INSTRUCTIONS FOR THE TASK: Copy out, without alteration, the lines from the first one through the line containing "x-tick-label: 10 bbox=[557, 428, 574, 443]", including both.

DATA TO PROCESS:
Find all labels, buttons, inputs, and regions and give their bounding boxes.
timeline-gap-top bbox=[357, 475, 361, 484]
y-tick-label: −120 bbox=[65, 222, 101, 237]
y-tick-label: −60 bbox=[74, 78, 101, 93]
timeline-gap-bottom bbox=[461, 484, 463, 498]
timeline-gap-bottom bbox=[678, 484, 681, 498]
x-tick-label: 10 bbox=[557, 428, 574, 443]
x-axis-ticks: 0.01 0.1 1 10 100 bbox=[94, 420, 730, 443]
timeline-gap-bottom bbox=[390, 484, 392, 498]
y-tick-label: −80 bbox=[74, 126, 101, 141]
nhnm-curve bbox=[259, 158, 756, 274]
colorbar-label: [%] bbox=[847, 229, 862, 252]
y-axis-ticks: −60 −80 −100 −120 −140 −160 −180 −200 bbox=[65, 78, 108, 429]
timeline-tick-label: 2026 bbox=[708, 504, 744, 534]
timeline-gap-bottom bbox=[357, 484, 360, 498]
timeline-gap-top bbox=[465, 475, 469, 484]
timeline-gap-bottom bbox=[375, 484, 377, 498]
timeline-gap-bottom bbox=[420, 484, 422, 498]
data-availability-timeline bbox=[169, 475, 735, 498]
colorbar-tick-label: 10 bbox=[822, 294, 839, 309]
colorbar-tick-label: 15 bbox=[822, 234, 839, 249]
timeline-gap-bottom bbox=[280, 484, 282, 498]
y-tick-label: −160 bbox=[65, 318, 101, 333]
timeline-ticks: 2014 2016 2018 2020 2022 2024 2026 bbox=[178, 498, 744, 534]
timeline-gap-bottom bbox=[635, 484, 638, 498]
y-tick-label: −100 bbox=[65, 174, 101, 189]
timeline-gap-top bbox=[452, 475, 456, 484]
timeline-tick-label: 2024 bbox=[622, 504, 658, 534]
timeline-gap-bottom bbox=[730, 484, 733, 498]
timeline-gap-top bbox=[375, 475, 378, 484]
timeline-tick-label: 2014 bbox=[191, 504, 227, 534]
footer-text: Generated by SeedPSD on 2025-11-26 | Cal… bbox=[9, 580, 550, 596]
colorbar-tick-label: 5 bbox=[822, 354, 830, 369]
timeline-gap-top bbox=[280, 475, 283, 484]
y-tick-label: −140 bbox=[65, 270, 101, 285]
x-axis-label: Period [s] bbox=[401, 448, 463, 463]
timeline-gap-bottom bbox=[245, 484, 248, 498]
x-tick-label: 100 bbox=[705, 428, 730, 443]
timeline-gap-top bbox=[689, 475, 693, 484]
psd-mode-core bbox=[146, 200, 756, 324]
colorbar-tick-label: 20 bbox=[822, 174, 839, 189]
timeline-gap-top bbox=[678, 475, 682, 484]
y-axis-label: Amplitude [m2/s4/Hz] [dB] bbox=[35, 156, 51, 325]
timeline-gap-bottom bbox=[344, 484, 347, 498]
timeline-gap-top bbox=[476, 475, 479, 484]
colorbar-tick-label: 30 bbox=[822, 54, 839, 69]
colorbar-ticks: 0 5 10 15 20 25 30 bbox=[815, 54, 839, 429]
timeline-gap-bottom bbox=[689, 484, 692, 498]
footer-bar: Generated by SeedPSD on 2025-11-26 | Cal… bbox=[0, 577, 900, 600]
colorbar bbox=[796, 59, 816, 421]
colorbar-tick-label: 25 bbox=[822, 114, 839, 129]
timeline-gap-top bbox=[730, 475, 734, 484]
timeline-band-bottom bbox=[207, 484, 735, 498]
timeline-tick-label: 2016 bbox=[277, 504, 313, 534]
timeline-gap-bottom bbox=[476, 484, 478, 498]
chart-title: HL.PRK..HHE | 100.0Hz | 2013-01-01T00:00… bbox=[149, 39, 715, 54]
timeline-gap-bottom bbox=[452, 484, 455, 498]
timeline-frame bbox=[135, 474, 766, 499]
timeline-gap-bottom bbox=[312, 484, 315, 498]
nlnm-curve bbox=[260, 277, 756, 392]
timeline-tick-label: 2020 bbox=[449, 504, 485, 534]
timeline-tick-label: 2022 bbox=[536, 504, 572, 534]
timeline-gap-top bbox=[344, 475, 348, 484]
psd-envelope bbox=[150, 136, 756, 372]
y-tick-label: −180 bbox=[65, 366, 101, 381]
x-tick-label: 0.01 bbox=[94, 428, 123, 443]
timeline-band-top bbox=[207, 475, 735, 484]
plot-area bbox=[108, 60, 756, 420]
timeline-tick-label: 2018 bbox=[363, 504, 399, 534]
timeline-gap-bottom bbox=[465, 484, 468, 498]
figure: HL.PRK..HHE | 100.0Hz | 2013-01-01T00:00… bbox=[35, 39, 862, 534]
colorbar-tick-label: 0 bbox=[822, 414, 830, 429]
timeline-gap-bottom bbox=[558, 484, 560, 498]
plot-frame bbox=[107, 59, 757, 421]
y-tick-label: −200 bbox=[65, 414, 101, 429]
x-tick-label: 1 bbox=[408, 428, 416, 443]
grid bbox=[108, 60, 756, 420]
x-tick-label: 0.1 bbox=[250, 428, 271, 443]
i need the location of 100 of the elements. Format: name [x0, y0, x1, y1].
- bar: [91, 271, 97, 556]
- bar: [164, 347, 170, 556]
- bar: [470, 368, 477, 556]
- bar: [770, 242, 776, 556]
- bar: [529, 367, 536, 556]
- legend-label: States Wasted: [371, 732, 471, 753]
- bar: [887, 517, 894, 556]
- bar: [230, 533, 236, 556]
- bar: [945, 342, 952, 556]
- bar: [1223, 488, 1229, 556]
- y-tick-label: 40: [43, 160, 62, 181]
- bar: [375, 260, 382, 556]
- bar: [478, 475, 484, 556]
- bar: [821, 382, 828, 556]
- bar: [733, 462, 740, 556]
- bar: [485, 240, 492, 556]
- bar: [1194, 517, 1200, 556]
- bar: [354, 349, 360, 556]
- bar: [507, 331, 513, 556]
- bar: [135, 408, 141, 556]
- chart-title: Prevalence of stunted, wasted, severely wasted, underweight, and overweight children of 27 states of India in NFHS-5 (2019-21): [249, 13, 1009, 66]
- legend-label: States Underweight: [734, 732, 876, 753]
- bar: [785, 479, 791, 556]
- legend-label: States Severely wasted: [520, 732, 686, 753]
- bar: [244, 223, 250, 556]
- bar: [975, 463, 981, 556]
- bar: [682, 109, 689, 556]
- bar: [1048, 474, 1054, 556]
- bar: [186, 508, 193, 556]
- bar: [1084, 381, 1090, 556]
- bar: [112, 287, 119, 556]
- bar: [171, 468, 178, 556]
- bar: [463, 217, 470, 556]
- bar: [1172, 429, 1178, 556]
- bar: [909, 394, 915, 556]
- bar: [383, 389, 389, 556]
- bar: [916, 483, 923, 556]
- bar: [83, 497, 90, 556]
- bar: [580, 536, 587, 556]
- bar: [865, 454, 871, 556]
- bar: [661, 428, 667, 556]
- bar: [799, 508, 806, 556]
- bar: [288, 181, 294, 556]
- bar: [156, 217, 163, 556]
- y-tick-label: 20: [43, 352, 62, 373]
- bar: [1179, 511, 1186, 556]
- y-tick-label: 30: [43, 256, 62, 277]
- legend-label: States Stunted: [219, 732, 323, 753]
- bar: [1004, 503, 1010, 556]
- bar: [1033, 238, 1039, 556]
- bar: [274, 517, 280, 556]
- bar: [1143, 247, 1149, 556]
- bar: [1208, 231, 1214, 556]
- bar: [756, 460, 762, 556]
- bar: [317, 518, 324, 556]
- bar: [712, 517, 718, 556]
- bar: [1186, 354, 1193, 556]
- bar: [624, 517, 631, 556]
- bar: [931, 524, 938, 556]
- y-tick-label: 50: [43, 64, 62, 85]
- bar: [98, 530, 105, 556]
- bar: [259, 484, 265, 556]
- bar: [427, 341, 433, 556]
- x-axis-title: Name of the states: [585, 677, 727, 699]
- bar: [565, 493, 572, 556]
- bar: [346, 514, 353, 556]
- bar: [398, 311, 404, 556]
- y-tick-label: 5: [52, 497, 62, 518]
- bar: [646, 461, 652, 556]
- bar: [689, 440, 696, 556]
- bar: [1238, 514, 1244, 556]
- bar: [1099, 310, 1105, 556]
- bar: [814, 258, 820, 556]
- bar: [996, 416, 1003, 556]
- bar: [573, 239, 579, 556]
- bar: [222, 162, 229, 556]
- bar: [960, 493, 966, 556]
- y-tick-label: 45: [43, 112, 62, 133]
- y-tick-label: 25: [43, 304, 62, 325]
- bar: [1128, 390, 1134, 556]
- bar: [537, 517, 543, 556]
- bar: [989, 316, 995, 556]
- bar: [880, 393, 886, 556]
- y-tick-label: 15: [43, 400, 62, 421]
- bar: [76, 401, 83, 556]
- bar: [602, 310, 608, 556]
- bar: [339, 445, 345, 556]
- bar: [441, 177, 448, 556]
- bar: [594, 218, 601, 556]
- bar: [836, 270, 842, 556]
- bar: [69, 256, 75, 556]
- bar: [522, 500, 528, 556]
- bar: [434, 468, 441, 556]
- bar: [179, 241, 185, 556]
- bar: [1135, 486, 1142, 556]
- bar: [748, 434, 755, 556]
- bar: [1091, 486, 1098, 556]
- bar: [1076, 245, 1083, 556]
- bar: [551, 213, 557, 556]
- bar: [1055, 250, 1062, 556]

ANSWER TO THIS PROBLEM:
Find all labels, buttons, inputs, and regions and give their bounding boxes.
timeline-gap-top bbox=[357, 475, 361, 484]
y-tick-label: −120 bbox=[65, 222, 101, 237]
y-tick-label: −60 bbox=[74, 78, 101, 93]
timeline-gap-bottom bbox=[461, 484, 463, 498]
timeline-gap-bottom bbox=[678, 484, 681, 498]
x-tick-label: 10 bbox=[557, 428, 574, 443]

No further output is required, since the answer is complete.